§ **Task instructions**:
Search the listing for "Manufacturer" and copy every line where it appears.

--- Record set ---

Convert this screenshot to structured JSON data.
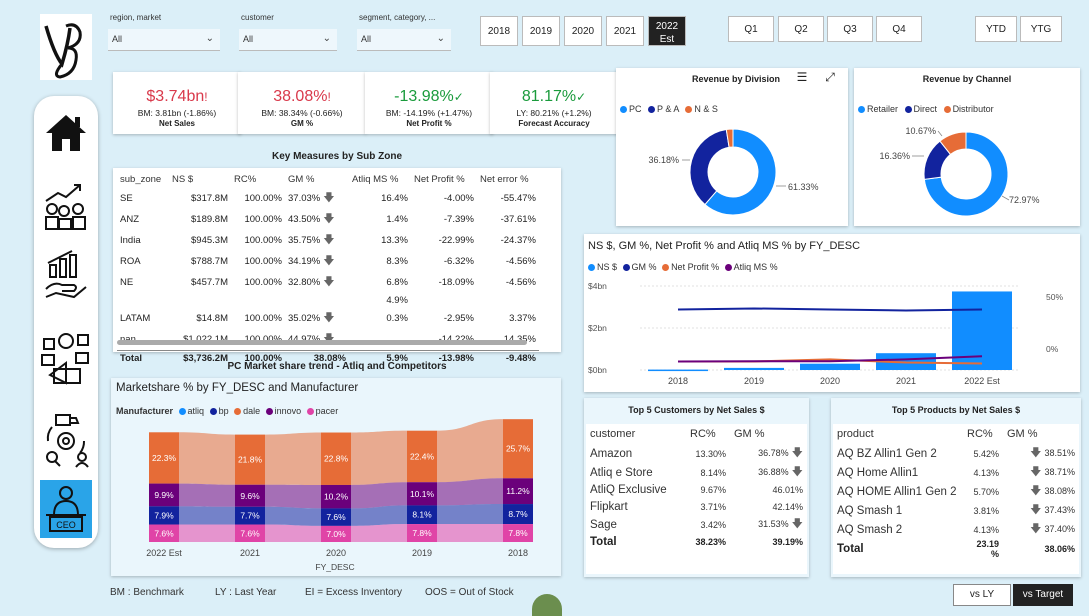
{
  "logo": {
    "text": "VB"
  },
  "slicers": [
    {
      "label": "region, market",
      "value": "All"
    },
    {
      "label": "customer",
      "value": "All"
    },
    {
      "label": "segment, category, ...",
      "value": "All"
    }
  ],
  "years": [
    {
      "label": "2018"
    },
    {
      "label": "2019"
    },
    {
      "label": "2020"
    },
    {
      "label": "2021"
    },
    {
      "label": "2022",
      "sub": "Est",
      "selected": true
    }
  ],
  "quarters": [
    "Q1",
    "Q2",
    "Q3",
    "Q4"
  ],
  "ytd": [
    "YTD",
    "YTG"
  ],
  "nav": [
    {
      "name": "home-icon",
      "active": false
    },
    {
      "name": "finance-icon",
      "active": false
    },
    {
      "name": "sales-growth-icon",
      "active": false
    },
    {
      "name": "marketing-icon",
      "active": false
    },
    {
      "name": "supply-chain-icon",
      "active": false
    },
    {
      "name": "ceo-icon",
      "active": true
    }
  ],
  "kpis": [
    {
      "value": "$3.74bn",
      "flag": "!",
      "sub": "BM: 3.81bn (-1.86%)",
      "label": "Net Sales",
      "color": "#d9394b"
    },
    {
      "value": "38.08%",
      "flag": "!",
      "sub": "BM: 38.34% (-0.66%)",
      "label": "GM %",
      "color": "#d9394b"
    },
    {
      "value": "-13.98%",
      "flag": "✓",
      "sub": "BM: -14.19% (+1.47%)",
      "label": "Net Profit %",
      "color": "#1a9b3c"
    },
    {
      "value": "81.17%",
      "flag": "✓",
      "sub": "LY: 80.21% (+1.2%)",
      "label": "Forecast Accuracy",
      "color": "#1a9b3c"
    }
  ],
  "key_measures": {
    "title": "Key Measures by Sub Zone",
    "headers": [
      "sub_zone",
      "NS $",
      "RC%",
      "GM %",
      "Atliq MS %",
      "Net Profit %",
      "Net error %"
    ],
    "rows": [
      [
        "SE",
        "$317.8M",
        "100.00%",
        "37.03%",
        "16.4%",
        "-4.00%",
        "-55.47%"
      ],
      [
        "ANZ",
        "$189.8M",
        "100.00%",
        "43.50%",
        "1.4%",
        "-7.39%",
        "-37.61%"
      ],
      [
        "India",
        "$945.3M",
        "100.00%",
        "35.75%",
        "13.3%",
        "-22.99%",
        "-24.37%"
      ],
      [
        "ROA",
        "$788.7M",
        "100.00%",
        "34.19%",
        "8.3%",
        "-6.32%",
        "-4.56%"
      ],
      [
        "NE",
        "$457.7M",
        "100.00%",
        "32.80%",
        "6.8%",
        "-18.09%",
        "-4.56%"
      ],
      [
        "",
        "",
        "",
        "",
        "4.9%",
        "",
        ""
      ],
      [
        "LATAM",
        "$14.8M",
        "100.00%",
        "35.02%",
        "0.3%",
        "-2.95%",
        "3.37%"
      ],
      [
        "nan",
        "$1,022.1M",
        "100.00%",
        "44.97%",
        "",
        "-14.22%",
        "14.35%"
      ]
    ],
    "total": [
      "Total",
      "$3,736.2M",
      "100.00%",
      "38.08%",
      "5.9%",
      "-13.98%",
      "-9.48%"
    ]
  },
  "division": {
    "title": "Revenue by Division",
    "legend": [
      {
        "name": "PC",
        "color": "#118dff"
      },
      {
        "name": "P & A",
        "color": "#12239e"
      },
      {
        "name": "N & S",
        "color": "#e66c37"
      }
    ],
    "chart_data": {
      "type": "pie",
      "categories": [
        "PC",
        "P & A",
        "N & S"
      ],
      "values": [
        61.33,
        36.18,
        2.49
      ],
      "labels": [
        "61.33%",
        "36.18%",
        ""
      ]
    }
  },
  "channel": {
    "title": "Revenue by Channel",
    "legend": [
      {
        "name": "Retailer",
        "color": "#118dff"
      },
      {
        "name": "Direct",
        "color": "#12239e"
      },
      {
        "name": "Distributor",
        "color": "#e66c37"
      }
    ],
    "chart_data": {
      "type": "pie",
      "categories": [
        "Retailer",
        "Direct",
        "Distributor"
      ],
      "values": [
        72.97,
        16.36,
        10.67
      ],
      "labels": [
        "72.97%",
        "16.36%",
        "10.67%"
      ]
    }
  },
  "combo": {
    "title": "NS $, GM %, Net Profit % and Atliq MS % by FY_DESC",
    "legend": [
      {
        "name": "NS $",
        "color": "#118dff"
      },
      {
        "name": "GM %",
        "color": "#12239e"
      },
      {
        "name": "Net Profit %",
        "color": "#e66c37"
      },
      {
        "name": "Atliq MS %",
        "color": "#6b007b"
      }
    ],
    "chart_data": {
      "type": "bar",
      "categories": [
        "2018",
        "2019",
        "2020",
        "2021",
        "2022 Est"
      ],
      "y_ticks": [
        "$4bn",
        "$2bn",
        "$0bn"
      ],
      "y2_ticks": [
        "50%",
        "0%"
      ],
      "series": [
        {
          "name": "NS $",
          "values": [
            0.02,
            0.1,
            0.3,
            0.8,
            3.74
          ]
        },
        {
          "name": "GM %",
          "values": [
            38,
            39,
            38,
            37,
            38
          ]
        },
        {
          "name": "Net Profit %",
          "values": [
            -12,
            -12,
            -10,
            -13,
            -14
          ]
        },
        {
          "name": "Atliq MS %",
          "values": [
            -12,
            -11.8,
            -11.8,
            -10,
            -7
          ]
        }
      ]
    }
  },
  "market_share": {
    "card_title": "PC Market share trend - Atliq and Competitors",
    "chart_title": "Marketshare % by FY_DESC and Manufacturer",
    "legend_title": "Manufacturer",
    "legend": [
      {
        "name": "atliq",
        "color": "#118dff"
      },
      {
        "name": "bp",
        "color": "#12239e"
      },
      {
        "name": "dale",
        "color": "#e66c37"
      },
      {
        "name": "innovo",
        "color": "#6b007b"
      },
      {
        "name": "pacer",
        "color": "#e044a7"
      }
    ],
    "xlabel": "FY_DESC",
    "chart_data": {
      "type": "area",
      "categories": [
        "2022 Est",
        "2021",
        "2020",
        "2019",
        "2018"
      ],
      "series": [
        {
          "name": "dale",
          "values": [
            22.3,
            21.8,
            22.8,
            22.4,
            25.7
          ],
          "labels": [
            "22.3%",
            "21.8%",
            "22.8%",
            "22.4%",
            "25.7%"
          ]
        },
        {
          "name": "innovo",
          "values": [
            9.9,
            9.6,
            10.2,
            10.1,
            11.2
          ],
          "labels": [
            "9.9%",
            "9.6%",
            "10.2%",
            "10.1%",
            "11.2%"
          ]
        },
        {
          "name": "bp",
          "values": [
            7.9,
            7.7,
            7.6,
            8.1,
            8.7
          ],
          "labels": [
            "7.9%",
            "7.7%",
            "7.6%",
            "8.1%",
            "8.7%"
          ]
        },
        {
          "name": "pacer",
          "values": [
            7.6,
            7.6,
            7.0,
            7.8,
            7.8
          ],
          "labels": [
            "7.6%",
            "7.6%",
            "7.0%",
            "7.8%",
            "7.8%"
          ]
        }
      ]
    }
  },
  "top_customers": {
    "title": "Top 5 Customers by Net Sales $",
    "headers": [
      "customer",
      "RC%",
      "GM %"
    ],
    "rows": [
      {
        "name": "Amazon",
        "rc": "13.30%",
        "gm": "36.78%",
        "down": true
      },
      {
        "name": "Atliq e Store",
        "rc": "8.14%",
        "gm": "36.88%",
        "down": true
      },
      {
        "name": "AtliQ Exclusive",
        "rc": "9.67%",
        "gm": "46.01%",
        "down": false
      },
      {
        "name": "Flipkart",
        "rc": "3.71%",
        "gm": "42.14%",
        "down": false
      },
      {
        "name": "Sage",
        "rc": "3.42%",
        "gm": "31.53%",
        "down": true
      }
    ],
    "total": {
      "name": "Total",
      "rc": "38.23%",
      "gm": "39.19%"
    }
  },
  "top_products": {
    "title": "Top 5 Products by Net Sales $",
    "headers": [
      "product",
      "RC%",
      "GM %"
    ],
    "rows": [
      {
        "name": "AQ BZ Allin1 Gen 2",
        "rc": "5.42%",
        "gm": "38.51%"
      },
      {
        "name": "AQ Home Allin1",
        "rc": "4.13%",
        "gm": "38.71%"
      },
      {
        "name": "AQ HOME Allin1 Gen 2",
        "rc": "5.70%",
        "gm": "38.08%"
      },
      {
        "name": "AQ Smash 1",
        "rc": "3.81%",
        "gm": "37.43%"
      },
      {
        "name": "AQ Smash 2",
        "rc": "4.13%",
        "gm": "37.40%"
      }
    ],
    "total": {
      "name": "Total",
      "rc": "23.19 %",
      "gm": "38.06%"
    }
  },
  "footer": [
    "BM : Benchmark",
    "LY : Last Year",
    "EI = Excess Inventory",
    "OOS = Out of Stock"
  ],
  "toggle": {
    "a": "vs LY",
    "b": "vs Target"
  }
}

---

§ **Exercise solution**:
    "chart_title": "Marketshare % by FY_DESC and Manufacturer",
    "legend_title": "Manufacturer",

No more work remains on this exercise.